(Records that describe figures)
☆ ☆ ☆ ☆

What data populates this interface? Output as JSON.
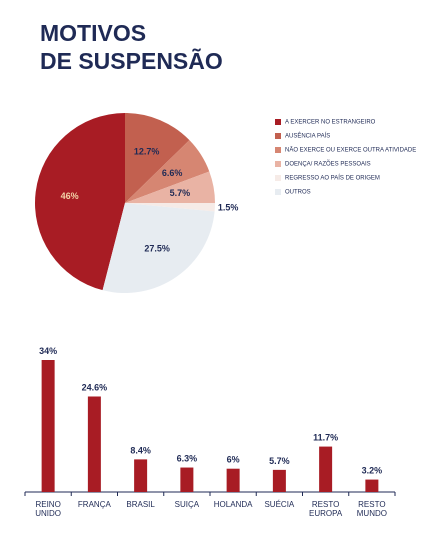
{
  "chart_data": [
    {
      "type": "pie",
      "title": [
        "MOTIVOS",
        "DE SUSPENSÃO"
      ],
      "labels": [
        "A EXERCER NO ESTRANGEIRO",
        "AUSÊNCIA PAÍS",
        "NÃO EXERCE OU EXERCE OUTRA ATIVIDADE",
        "DOENÇA/ RAZÕES PESSOAIS",
        "REGRESSO AO PAÍS DE ORIGEM",
        "OUTROS"
      ],
      "values": [
        46,
        12.7,
        6.6,
        5.7,
        1.5,
        27.5
      ],
      "value_labels": [
        "46%",
        "12.7%",
        "6.6%",
        "5.7%",
        "1.5%",
        "27.5%"
      ],
      "colors": [
        "#a81c24",
        "#c2604f",
        "#d68672",
        "#e9b3a4",
        "#f6ebe7",
        "#e7ecf1"
      ]
    },
    {
      "type": "bar",
      "categories": [
        "REINO UNIDO",
        "FRANÇA",
        "BRASIL",
        "SUIÇA",
        "HOLANDA",
        "SUÉCIA",
        "RESTO EUROPA",
        "RESTO MUNDO"
      ],
      "values": [
        34,
        24.6,
        8.4,
        6.3,
        6,
        5.7,
        11.7,
        3.2
      ],
      "value_labels": [
        "34%",
        "24.6%",
        "8.4%",
        "6.3%",
        "6%",
        "5.7%",
        "11.7%",
        "3.2%"
      ],
      "color": "#a81c24"
    }
  ]
}
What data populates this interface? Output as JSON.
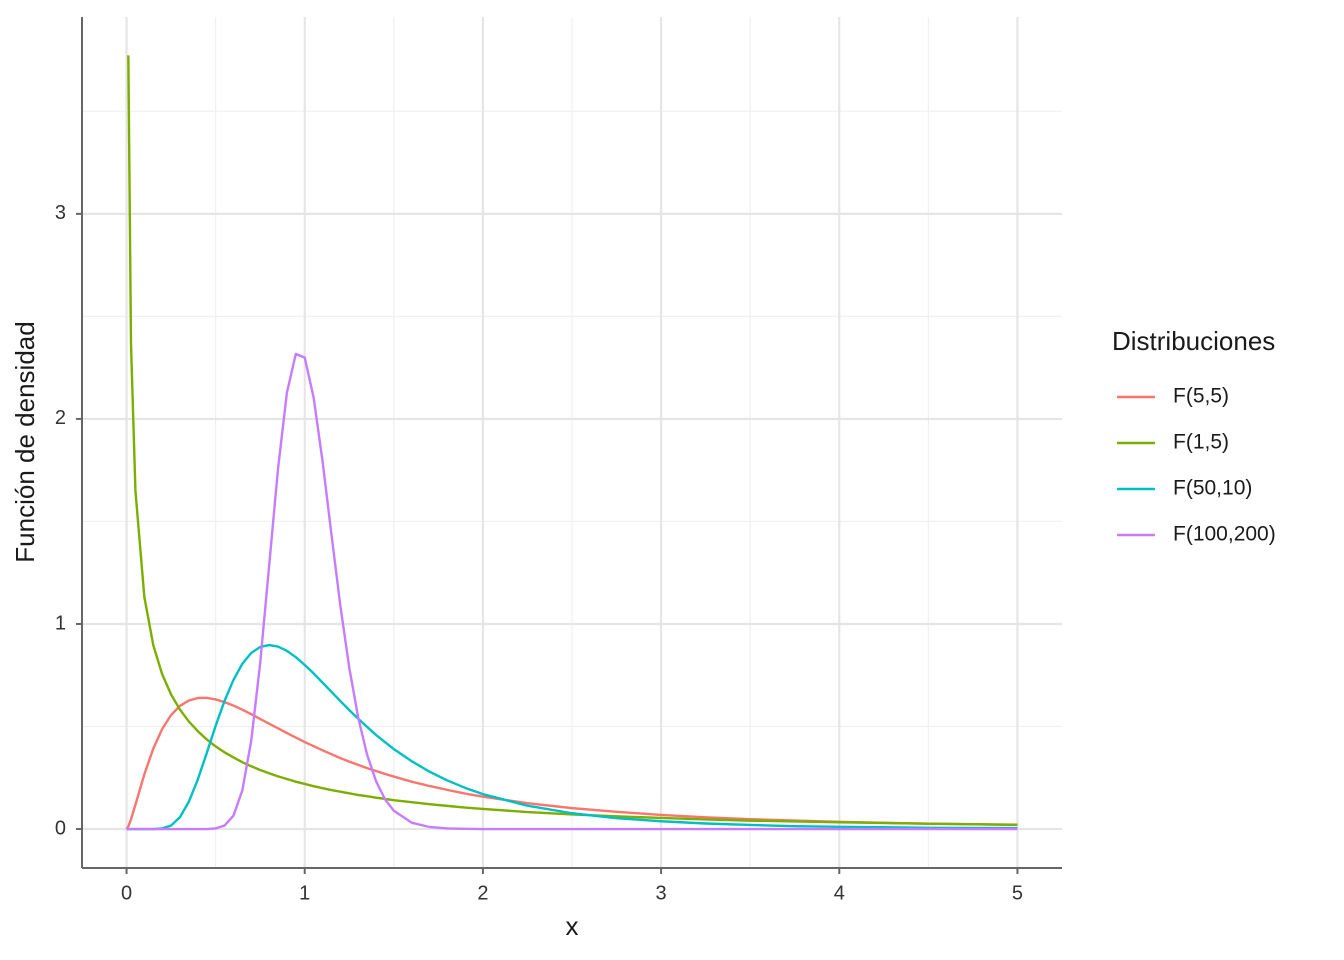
{
  "chart_data": {
    "type": "line",
    "x_label": "x",
    "y_label": "Función de densidad",
    "legend_title": "Distribuciones",
    "legend": "right",
    "x": [
      0,
      0.01,
      0.025,
      0.05,
      0.1,
      0.15,
      0.2,
      0.25,
      0.3,
      0.35,
      0.4,
      0.45,
      0.5,
      0.55,
      0.6,
      0.65,
      0.7,
      0.75,
      0.8,
      0.85,
      0.9,
      0.95,
      1,
      1.05,
      1.1,
      1.15,
      1.2,
      1.25,
      1.3,
      1.35,
      1.4,
      1.45,
      1.5,
      1.6,
      1.7,
      1.8,
      1.9,
      2,
      2.25,
      2.5,
      2.75,
      3,
      3.25,
      3.5,
      3.75,
      4,
      4.5,
      5
    ],
    "series": [
      {
        "name": "F(5,5)",
        "color": "#F8766D",
        "values": [
          0,
          0.013,
          0.047,
          0.119,
          0.267,
          0.392,
          0.488,
          0.556,
          0.601,
          0.627,
          0.639,
          0.64,
          0.632,
          0.619,
          0.602,
          0.582,
          0.56,
          0.537,
          0.514,
          0.491,
          0.468,
          0.446,
          0.424,
          0.404,
          0.384,
          0.365,
          0.346,
          0.329,
          0.313,
          0.297,
          0.283,
          0.269,
          0.256,
          0.231,
          0.21,
          0.191,
          0.173,
          0.158,
          0.126,
          0.102,
          0.084,
          0.069,
          0.057,
          0.048,
          0.041,
          0.035,
          0.026,
          0.02
        ]
      },
      {
        "name": "F(1,5)",
        "color": "#7CAE00",
        "values": [
          null,
          3.773,
          2.365,
          1.648,
          1.131,
          0.897,
          0.755,
          0.656,
          0.582,
          0.524,
          0.477,
          0.437,
          0.403,
          0.374,
          0.349,
          0.326,
          0.306,
          0.288,
          0.272,
          0.257,
          0.244,
          0.231,
          0.22,
          0.209,
          0.199,
          0.19,
          0.182,
          0.174,
          0.166,
          0.16,
          0.153,
          0.147,
          0.141,
          0.131,
          0.121,
          0.113,
          0.105,
          0.098,
          0.083,
          0.071,
          0.062,
          0.054,
          0.047,
          0.041,
          0.037,
          0.033,
          0.026,
          0.021
        ]
      },
      {
        "name": "F(50,10)",
        "color": "#00BFC4",
        "values": [
          0,
          0,
          0,
          0,
          0,
          0,
          0.003,
          0.017,
          0.058,
          0.134,
          0.242,
          0.37,
          0.503,
          0.625,
          0.727,
          0.806,
          0.859,
          0.888,
          0.897,
          0.89,
          0.869,
          0.838,
          0.8,
          0.759,
          0.714,
          0.669,
          0.624,
          0.58,
          0.538,
          0.498,
          0.459,
          0.424,
          0.39,
          0.331,
          0.28,
          0.237,
          0.201,
          0.17,
          0.114,
          0.077,
          0.053,
          0.038,
          0.027,
          0.02,
          0.014,
          0.011,
          0.006,
          0.004
        ]
      },
      {
        "name": "F(100,200)",
        "color": "#C77CFF",
        "values": [
          0,
          0,
          0,
          0,
          0,
          0,
          0,
          0,
          0,
          0,
          0,
          0,
          0.003,
          0.017,
          0.065,
          0.189,
          0.432,
          0.809,
          1.281,
          1.756,
          2.128,
          2.317,
          2.299,
          2.104,
          1.794,
          1.437,
          1.089,
          0.787,
          0.544,
          0.363,
          0.234,
          0.146,
          0.089,
          0.031,
          0.01,
          0.003,
          0.001,
          0,
          0,
          0,
          0,
          0,
          0,
          0,
          0,
          0,
          0,
          0
        ]
      }
    ],
    "xlim": [
      -0.25,
      5.25
    ],
    "ylim": [
      -0.19,
      3.96
    ],
    "xticks": [
      0,
      1,
      2,
      3,
      4,
      5
    ],
    "yticks": [
      0,
      1,
      2,
      3
    ],
    "xminor": [
      0.5,
      1.5,
      2.5,
      3.5,
      4.5
    ],
    "yminor": [
      0.5,
      1.5,
      2.5,
      3.5
    ],
    "grid": true
  }
}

☆ ☆ ☆ ☆

Repeat the entries exactly. Pictures are excluded from the copy.

■ **THE ANSWER**:
What data populates this interface? Output as JSON.
{
  "chart_data": [
    {
      "type": "pie",
      "title": [
        "MOTIVOS",
        "DE SUSPENSÃO"
      ],
      "labels": [
        "A EXERCER NO ESTRANGEIRO",
        "AUSÊNCIA PAÍS",
        "NÃO EXERCE OU EXERCE OUTRA ATIVIDADE",
        "DOENÇA/ RAZÕES PESSOAIS",
        "REGRESSO AO PAÍS DE ORIGEM",
        "OUTROS"
      ],
      "values": [
        46,
        12.7,
        6.6,
        5.7,
        1.5,
        27.5
      ],
      "value_labels": [
        "46%",
        "12.7%",
        "6.6%",
        "5.7%",
        "1.5%",
        "27.5%"
      ],
      "colors": [
        "#a81c24",
        "#c2604f",
        "#d68672",
        "#e9b3a4",
        "#f6ebe7",
        "#e7ecf1"
      ]
    },
    {
      "type": "bar",
      "categories": [
        "REINO UNIDO",
        "FRANÇA",
        "BRASIL",
        "SUIÇA",
        "HOLANDA",
        "SUÉCIA",
        "RESTO EUROPA",
        "RESTO MUNDO"
      ],
      "values": [
        34,
        24.6,
        8.4,
        6.3,
        6,
        5.7,
        11.7,
        3.2
      ],
      "value_labels": [
        "34%",
        "24.6%",
        "8.4%",
        "6.3%",
        "6%",
        "5.7%",
        "11.7%",
        "3.2%"
      ],
      "color": "#a81c24"
    }
  ]
}
What data populates this interface? Output as JSON.
{
  "chart_data": {
    "type": "line",
    "x_label": "x",
    "y_label": "Función de densidad",
    "legend_title": "Distribuciones",
    "legend": "right",
    "x": [
      0,
      0.01,
      0.025,
      0.05,
      0.1,
      0.15,
      0.2,
      0.25,
      0.3,
      0.35,
      0.4,
      0.45,
      0.5,
      0.55,
      0.6,
      0.65,
      0.7,
      0.75,
      0.8,
      0.85,
      0.9,
      0.95,
      1,
      1.05,
      1.1,
      1.15,
      1.2,
      1.25,
      1.3,
      1.35,
      1.4,
      1.45,
      1.5,
      1.6,
      1.7,
      1.8,
      1.9,
      2,
      2.25,
      2.5,
      2.75,
      3,
      3.25,
      3.5,
      3.75,
      4,
      4.5,
      5
    ],
    "series": [
      {
        "name": "F(5,5)",
        "color": "#F8766D",
        "values": [
          0,
          0.013,
          0.047,
          0.119,
          0.267,
          0.392,
          0.488,
          0.556,
          0.601,
          0.627,
          0.639,
          0.64,
          0.632,
          0.619,
          0.602,
          0.582,
          0.56,
          0.537,
          0.514,
          0.491,
          0.468,
          0.446,
          0.424,
          0.404,
          0.384,
          0.365,
          0.346,
          0.329,
          0.313,
          0.297,
          0.283,
          0.269,
          0.256,
          0.231,
          0.21,
          0.191,
          0.173,
          0.158,
          0.126,
          0.102,
          0.084,
          0.069,
          0.057,
          0.048,
          0.041,
          0.035,
          0.026,
          0.02
        ]
      },
      {
        "name": "F(1,5)",
        "color": "#7CAE00",
        "values": [
          null,
          3.773,
          2.365,
          1.648,
          1.131,
          0.897,
          0.755,
          0.656,
          0.582,
          0.524,
          0.477,
          0.437,
          0.403,
          0.374,
          0.349,
          0.326,
          0.306,
          0.288,
          0.272,
          0.257,
          0.244,
          0.231,
          0.22,
          0.209,
          0.199,
          0.19,
          0.182,
          0.174,
          0.166,
          0.16,
          0.153,
          0.147,
          0.141,
          0.131,
          0.121,
          0.113,
          0.105,
          0.098,
          0.083,
          0.071,
          0.062,
          0.054,
          0.047,
          0.041,
          0.037,
          0.033,
          0.026,
          0.021
        ]
      },
      {
        "name": "F(50,10)",
        "color": "#00BFC4",
        "values": [
          0,
          0,
          0,
          0,
          0,
          0,
          0.003,
          0.017,
          0.058,
          0.134,
          0.242,
          0.37,
          0.503,
          0.625,
          0.727,
          0.806,
          0.859,
          0.888,
          0.897,
          0.89,
          0.869,
          0.838,
          0.8,
          0.759,
          0.714,
          0.669,
          0.624,
          0.58,
          0.538,
          0.498,
          0.459,
          0.424,
          0.39,
          0.331,
          0.28,
          0.237,
          0.201,
          0.17,
          0.114,
          0.077,
          0.053,
          0.038,
          0.027,
          0.02,
          0.014,
          0.011,
          0.006,
          0.004
        ]
      },
      {
        "name": "F(100,200)",
        "color": "#C77CFF",
        "values": [
          0,
          0,
          0,
          0,
          0,
          0,
          0,
          0,
          0,
          0,
          0,
          0,
          0.003,
          0.017,
          0.065,
          0.189,
          0.432,
          0.809,
          1.281,
          1.756,
          2.128,
          2.317,
          2.299,
          2.104,
          1.794,
          1.437,
          1.089,
          0.787,
          0.544,
          0.363,
          0.234,
          0.146,
          0.089,
          0.031,
          0.01,
          0.003,
          0.001,
          0,
          0,
          0,
          0,
          0,
          0,
          0,
          0,
          0,
          0,
          0
        ]
      }
    ],
    "xlim": [
      -0.25,
      5.25
    ],
    "ylim": [
      -0.19,
      3.96
    ],
    "xticks": [
      0,
      1,
      2,
      3,
      4,
      5
    ],
    "yticks": [
      0,
      1,
      2,
      3
    ],
    "xminor": [
      0.5,
      1.5,
      2.5,
      3.5,
      4.5
    ],
    "yminor": [
      0.5,
      1.5,
      2.5,
      3.5
    ],
    "grid": true
  }
}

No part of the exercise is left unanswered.